#### Goal of the exercise
Locate every line in the listing that contains the word "POWER", treating uppercase and lowercase as different, and copy each such line.

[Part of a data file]
────────────────────

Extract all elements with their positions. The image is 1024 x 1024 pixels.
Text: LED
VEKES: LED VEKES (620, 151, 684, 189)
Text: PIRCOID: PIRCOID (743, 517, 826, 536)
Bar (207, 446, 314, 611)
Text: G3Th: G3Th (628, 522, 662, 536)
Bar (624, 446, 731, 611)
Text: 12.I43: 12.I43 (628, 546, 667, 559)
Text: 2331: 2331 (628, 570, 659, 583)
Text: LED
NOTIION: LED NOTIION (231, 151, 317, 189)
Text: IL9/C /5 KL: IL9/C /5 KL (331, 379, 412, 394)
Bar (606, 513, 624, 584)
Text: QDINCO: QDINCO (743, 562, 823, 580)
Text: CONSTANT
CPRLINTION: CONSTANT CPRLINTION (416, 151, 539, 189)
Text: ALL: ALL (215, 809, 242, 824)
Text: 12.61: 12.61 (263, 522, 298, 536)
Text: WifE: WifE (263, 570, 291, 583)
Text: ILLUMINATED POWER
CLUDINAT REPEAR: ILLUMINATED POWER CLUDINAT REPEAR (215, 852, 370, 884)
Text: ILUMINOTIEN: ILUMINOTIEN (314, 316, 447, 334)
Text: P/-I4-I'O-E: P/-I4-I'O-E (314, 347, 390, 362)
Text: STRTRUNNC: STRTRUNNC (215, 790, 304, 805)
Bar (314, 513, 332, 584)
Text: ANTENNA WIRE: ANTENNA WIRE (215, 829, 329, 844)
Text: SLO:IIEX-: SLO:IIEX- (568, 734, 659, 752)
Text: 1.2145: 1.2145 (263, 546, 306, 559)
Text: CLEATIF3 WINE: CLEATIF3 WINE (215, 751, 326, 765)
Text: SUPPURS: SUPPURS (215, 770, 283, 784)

────────────────────

#### Full solution
Text: ILLUMINATED POWER
CLUDINAT REPEAR: ILLUMINATED POWER CLUDINAT REPEAR (215, 852, 370, 884)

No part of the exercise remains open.